-- start --

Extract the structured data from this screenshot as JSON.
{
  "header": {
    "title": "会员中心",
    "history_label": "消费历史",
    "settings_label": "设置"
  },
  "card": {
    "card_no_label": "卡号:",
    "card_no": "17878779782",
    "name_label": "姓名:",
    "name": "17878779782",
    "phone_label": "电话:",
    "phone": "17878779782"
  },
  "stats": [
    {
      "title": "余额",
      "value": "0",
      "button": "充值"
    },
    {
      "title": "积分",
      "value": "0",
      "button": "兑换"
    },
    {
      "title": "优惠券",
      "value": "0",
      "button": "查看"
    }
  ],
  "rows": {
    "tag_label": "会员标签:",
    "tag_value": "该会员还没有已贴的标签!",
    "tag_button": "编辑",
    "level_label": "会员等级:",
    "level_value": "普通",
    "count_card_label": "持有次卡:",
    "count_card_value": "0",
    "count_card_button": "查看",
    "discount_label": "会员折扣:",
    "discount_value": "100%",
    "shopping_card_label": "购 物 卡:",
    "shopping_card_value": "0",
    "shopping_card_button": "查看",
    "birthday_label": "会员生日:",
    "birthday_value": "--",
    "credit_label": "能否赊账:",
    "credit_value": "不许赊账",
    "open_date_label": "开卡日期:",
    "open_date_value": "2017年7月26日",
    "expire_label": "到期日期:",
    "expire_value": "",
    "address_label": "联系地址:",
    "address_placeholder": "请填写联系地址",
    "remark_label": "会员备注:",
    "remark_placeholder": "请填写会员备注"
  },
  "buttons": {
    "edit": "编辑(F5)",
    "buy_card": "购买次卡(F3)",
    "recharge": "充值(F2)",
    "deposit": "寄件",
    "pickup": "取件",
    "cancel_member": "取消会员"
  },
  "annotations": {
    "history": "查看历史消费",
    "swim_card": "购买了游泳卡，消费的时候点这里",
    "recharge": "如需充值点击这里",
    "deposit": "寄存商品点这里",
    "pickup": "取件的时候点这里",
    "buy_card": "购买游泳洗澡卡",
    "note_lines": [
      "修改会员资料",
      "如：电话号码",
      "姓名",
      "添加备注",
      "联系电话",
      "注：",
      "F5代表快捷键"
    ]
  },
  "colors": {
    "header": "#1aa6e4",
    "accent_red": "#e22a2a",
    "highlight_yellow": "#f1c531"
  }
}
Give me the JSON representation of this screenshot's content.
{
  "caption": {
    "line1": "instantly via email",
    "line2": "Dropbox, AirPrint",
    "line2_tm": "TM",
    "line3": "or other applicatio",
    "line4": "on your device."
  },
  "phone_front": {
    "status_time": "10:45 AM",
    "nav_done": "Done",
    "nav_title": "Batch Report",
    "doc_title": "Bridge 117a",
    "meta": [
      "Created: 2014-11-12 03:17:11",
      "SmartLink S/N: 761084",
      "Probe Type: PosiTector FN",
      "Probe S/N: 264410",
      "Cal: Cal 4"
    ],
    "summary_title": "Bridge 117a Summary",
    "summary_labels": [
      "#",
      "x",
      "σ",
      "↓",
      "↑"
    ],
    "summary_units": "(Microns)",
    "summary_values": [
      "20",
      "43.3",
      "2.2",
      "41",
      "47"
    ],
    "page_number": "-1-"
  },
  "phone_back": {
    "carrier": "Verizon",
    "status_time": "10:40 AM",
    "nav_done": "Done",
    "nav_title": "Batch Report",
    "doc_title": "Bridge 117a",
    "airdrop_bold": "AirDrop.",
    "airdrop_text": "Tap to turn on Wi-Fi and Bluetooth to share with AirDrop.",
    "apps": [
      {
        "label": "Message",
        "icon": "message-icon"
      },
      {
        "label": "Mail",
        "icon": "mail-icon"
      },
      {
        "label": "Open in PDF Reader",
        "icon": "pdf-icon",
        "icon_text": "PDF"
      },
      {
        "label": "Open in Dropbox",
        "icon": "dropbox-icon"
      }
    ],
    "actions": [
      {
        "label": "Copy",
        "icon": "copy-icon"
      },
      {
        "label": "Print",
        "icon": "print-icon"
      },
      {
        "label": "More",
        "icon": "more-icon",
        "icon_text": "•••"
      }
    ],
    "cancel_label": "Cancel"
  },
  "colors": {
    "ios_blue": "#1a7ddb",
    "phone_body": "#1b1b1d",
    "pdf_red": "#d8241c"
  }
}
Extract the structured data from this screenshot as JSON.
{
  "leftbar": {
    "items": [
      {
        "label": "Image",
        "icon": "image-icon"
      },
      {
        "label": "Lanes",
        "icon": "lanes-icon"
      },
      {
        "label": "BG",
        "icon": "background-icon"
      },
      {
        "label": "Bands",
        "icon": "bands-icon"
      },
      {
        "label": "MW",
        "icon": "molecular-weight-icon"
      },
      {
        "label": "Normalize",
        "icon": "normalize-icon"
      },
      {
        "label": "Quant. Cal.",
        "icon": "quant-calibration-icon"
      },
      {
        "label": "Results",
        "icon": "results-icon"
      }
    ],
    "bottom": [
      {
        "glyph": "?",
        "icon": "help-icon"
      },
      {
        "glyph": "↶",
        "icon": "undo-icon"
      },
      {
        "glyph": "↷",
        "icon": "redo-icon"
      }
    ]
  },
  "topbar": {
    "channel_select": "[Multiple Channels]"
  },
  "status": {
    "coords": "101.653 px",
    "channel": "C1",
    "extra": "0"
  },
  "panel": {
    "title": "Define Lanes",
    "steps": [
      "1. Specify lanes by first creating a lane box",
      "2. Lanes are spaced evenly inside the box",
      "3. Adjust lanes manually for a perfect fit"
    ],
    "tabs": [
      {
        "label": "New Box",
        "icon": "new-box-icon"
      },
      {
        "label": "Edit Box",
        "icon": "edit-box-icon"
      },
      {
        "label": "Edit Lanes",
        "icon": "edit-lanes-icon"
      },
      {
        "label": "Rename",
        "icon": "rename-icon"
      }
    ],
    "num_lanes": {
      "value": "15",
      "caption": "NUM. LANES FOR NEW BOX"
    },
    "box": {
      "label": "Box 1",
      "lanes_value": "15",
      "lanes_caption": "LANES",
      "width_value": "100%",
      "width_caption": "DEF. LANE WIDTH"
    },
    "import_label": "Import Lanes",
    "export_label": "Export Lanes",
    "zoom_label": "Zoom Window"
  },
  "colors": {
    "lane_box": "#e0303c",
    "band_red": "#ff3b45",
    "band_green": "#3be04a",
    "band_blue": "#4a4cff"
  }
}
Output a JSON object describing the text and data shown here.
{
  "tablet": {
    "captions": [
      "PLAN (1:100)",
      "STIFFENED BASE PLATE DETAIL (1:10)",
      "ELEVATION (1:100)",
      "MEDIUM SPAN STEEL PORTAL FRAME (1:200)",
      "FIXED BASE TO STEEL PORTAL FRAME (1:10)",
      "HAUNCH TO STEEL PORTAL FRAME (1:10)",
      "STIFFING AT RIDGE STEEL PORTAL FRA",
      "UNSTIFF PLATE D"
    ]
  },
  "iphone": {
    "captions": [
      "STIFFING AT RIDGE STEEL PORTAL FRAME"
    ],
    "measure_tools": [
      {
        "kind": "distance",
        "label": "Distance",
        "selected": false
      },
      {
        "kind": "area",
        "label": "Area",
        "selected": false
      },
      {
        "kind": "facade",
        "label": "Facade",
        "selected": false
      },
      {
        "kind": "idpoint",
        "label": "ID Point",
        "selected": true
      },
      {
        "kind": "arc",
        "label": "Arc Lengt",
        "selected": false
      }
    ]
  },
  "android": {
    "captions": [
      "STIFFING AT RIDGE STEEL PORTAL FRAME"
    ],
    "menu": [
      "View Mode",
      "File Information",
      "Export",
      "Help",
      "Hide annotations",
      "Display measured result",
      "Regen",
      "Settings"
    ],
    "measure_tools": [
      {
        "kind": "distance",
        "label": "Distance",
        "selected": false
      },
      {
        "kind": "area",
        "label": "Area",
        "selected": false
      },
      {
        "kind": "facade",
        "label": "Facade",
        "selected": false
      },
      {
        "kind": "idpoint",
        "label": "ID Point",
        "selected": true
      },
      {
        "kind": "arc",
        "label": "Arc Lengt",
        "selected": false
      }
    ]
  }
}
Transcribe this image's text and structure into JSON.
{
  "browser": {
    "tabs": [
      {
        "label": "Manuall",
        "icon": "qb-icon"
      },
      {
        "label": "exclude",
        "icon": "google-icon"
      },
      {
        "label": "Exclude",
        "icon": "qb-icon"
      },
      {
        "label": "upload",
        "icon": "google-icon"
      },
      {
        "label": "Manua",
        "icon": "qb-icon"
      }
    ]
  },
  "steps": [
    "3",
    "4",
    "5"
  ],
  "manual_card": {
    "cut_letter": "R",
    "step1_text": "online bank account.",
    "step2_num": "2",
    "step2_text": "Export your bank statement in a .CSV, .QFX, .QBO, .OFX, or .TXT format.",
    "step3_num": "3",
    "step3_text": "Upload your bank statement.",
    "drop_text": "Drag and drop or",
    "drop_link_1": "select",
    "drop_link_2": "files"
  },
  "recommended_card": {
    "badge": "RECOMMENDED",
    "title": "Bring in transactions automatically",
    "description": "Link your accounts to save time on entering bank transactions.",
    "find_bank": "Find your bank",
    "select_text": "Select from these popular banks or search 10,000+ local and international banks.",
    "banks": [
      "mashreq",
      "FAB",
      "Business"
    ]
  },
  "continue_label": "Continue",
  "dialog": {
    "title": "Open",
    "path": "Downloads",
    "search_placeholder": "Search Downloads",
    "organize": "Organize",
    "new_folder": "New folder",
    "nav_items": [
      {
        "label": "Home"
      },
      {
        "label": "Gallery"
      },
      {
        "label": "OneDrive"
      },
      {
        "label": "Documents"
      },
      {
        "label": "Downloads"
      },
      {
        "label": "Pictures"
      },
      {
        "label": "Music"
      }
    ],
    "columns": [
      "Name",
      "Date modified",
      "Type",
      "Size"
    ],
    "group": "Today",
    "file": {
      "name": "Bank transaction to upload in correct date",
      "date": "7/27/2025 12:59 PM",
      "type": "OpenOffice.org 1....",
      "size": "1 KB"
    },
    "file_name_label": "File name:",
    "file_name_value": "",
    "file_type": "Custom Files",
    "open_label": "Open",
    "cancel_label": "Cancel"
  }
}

-- end --

• _THE REQUEST_
Copy out the lines that hold "STEEL".

• _COMPLETE ANSWER_
      "MEDIUM SPAN STEEL PORTAL FRAME (1:200)",
      "FIXED BASE TO STEEL PORTAL FRAME (1:10)",
      "HAUNCH TO STEEL PORTAL FRAME (1:10)",
      "STIFFING AT RIDGE STEEL PORTAL FRA",
      "STIFFING AT RIDGE STEEL PORTAL FRAME"
      "STIFFING AT RIDGE STEEL PORTAL FRAME"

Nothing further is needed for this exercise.